Recorded data:
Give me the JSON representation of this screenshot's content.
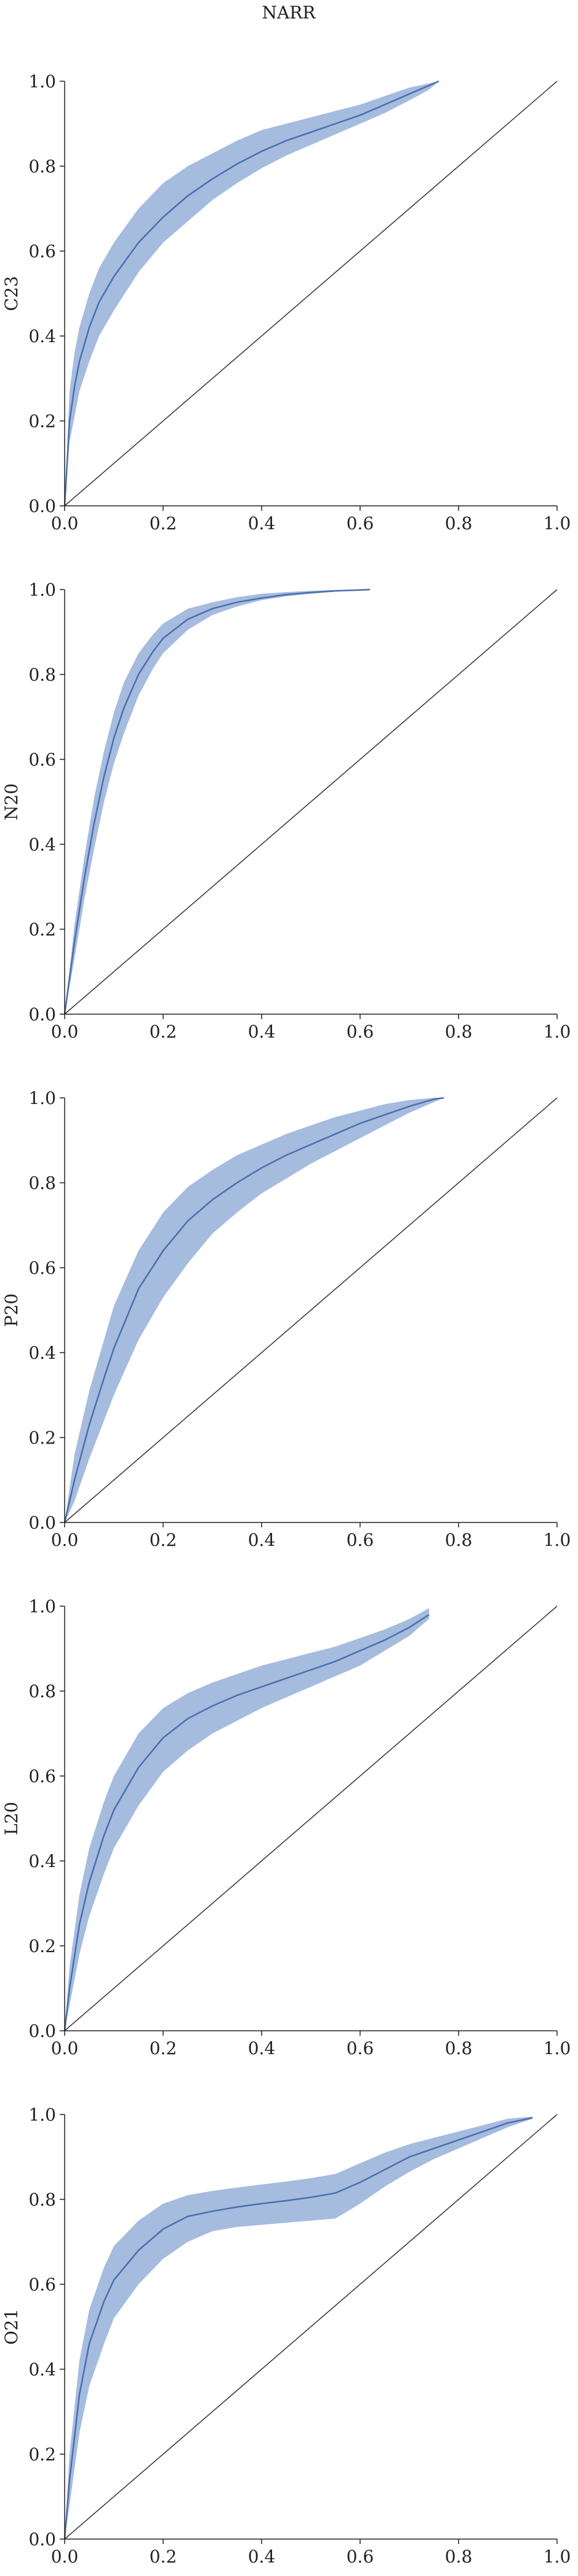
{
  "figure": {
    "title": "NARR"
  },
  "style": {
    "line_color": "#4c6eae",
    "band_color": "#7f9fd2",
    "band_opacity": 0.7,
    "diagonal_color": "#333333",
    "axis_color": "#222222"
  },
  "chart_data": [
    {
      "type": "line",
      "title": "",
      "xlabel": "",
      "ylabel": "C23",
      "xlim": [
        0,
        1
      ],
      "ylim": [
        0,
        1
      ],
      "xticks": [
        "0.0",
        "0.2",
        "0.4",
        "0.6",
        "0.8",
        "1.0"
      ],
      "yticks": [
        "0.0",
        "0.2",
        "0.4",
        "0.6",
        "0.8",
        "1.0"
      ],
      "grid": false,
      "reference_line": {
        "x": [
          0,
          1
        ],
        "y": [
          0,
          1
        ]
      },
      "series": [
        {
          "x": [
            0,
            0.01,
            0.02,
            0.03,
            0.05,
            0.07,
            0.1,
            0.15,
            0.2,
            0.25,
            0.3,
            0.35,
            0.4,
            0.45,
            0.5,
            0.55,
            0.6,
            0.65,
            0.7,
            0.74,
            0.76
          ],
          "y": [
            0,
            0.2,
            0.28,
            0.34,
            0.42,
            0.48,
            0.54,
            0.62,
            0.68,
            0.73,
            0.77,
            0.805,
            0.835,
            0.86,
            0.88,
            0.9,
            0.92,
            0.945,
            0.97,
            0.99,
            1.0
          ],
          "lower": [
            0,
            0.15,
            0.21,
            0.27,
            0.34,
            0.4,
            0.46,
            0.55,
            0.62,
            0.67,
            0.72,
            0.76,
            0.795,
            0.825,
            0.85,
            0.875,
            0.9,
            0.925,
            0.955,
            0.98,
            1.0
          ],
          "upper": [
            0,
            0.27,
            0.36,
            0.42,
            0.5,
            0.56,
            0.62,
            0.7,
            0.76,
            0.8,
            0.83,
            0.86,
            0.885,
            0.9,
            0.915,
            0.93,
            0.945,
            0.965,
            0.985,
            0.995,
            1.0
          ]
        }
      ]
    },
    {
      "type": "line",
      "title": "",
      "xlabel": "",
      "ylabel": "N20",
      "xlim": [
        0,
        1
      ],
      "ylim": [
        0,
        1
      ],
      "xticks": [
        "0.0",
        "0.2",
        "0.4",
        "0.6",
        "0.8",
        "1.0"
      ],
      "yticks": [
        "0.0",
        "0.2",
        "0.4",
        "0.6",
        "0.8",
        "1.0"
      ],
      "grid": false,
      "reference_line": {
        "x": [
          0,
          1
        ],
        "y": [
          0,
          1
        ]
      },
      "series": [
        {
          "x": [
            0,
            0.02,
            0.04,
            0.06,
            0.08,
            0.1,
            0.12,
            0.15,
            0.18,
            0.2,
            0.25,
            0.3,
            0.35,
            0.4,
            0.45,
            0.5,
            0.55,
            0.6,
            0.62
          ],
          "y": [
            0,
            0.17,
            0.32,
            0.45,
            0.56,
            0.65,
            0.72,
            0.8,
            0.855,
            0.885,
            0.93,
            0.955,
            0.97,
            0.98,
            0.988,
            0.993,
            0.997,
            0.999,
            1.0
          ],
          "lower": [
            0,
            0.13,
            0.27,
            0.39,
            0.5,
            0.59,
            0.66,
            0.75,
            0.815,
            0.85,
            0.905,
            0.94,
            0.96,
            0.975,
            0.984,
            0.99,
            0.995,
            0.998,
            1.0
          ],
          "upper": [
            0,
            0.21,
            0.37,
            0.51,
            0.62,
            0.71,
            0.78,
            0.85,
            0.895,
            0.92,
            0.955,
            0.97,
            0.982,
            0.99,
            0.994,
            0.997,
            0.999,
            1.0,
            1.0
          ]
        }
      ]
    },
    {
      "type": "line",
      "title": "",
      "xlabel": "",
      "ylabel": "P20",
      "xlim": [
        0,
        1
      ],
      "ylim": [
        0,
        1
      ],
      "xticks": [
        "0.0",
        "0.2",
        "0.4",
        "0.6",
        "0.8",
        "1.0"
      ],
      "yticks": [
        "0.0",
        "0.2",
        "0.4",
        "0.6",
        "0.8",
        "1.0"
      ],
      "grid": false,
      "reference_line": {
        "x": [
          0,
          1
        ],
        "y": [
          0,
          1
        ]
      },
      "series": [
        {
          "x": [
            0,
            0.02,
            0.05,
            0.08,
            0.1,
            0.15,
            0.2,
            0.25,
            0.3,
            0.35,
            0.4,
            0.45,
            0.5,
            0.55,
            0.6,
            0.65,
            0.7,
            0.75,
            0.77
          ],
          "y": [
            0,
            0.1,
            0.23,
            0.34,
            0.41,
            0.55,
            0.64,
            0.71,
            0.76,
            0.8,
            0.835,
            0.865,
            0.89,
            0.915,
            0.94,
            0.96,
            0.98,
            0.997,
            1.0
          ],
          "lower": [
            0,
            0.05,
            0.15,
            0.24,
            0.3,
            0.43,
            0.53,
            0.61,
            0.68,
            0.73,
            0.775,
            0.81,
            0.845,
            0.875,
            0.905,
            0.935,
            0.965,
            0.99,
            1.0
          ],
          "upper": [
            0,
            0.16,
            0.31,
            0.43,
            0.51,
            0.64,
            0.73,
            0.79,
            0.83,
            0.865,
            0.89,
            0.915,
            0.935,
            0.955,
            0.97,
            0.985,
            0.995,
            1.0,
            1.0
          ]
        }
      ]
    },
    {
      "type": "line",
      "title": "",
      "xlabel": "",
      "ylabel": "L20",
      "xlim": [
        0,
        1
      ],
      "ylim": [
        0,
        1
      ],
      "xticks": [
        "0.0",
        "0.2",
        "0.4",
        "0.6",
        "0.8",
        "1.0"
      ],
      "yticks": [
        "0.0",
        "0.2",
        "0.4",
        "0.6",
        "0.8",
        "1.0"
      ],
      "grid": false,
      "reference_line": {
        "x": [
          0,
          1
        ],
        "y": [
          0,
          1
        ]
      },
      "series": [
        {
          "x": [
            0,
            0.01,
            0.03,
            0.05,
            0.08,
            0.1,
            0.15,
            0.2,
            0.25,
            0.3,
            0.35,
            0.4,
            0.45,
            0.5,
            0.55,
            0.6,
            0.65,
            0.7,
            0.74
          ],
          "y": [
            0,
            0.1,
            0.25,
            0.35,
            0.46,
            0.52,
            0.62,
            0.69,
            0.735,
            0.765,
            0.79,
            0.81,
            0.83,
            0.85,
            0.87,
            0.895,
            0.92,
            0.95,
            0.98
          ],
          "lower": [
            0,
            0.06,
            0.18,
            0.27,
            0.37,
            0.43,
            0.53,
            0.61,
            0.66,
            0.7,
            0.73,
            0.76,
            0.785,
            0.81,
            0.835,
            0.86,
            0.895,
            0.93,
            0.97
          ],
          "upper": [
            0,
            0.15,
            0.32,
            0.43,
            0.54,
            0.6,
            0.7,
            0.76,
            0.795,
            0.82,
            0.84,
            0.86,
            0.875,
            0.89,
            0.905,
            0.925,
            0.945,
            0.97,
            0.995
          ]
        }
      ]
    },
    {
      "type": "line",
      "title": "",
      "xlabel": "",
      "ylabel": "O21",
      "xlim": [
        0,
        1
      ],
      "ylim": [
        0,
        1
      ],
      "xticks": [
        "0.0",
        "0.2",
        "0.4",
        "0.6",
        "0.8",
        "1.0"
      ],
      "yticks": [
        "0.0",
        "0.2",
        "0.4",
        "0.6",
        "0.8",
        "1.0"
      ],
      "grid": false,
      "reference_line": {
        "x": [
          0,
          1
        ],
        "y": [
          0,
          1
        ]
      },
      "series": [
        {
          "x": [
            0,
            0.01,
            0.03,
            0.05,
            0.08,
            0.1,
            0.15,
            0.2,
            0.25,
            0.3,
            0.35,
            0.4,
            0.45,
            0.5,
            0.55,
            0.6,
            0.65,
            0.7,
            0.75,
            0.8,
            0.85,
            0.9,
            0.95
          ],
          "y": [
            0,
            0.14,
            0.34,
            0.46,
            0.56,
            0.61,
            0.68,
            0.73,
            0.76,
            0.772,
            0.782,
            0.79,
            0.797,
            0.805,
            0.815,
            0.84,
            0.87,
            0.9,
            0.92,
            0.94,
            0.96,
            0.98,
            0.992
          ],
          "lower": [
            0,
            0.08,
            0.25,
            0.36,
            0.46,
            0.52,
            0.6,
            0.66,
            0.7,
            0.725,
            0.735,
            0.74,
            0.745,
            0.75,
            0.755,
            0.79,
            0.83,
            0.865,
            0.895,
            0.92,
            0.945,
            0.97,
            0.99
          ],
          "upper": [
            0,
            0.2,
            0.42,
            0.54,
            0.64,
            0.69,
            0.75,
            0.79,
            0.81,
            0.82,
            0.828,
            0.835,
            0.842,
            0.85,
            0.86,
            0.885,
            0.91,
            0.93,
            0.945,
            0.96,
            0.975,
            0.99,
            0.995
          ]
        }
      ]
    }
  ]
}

- Prompt: Point out every line holding the string "ylabel" and copy it.

- Final result:
      "ylabel": "C23",
      "ylabel": "N20",
      "ylabel": "P20",
      "ylabel": "L20",
      "ylabel": "O21",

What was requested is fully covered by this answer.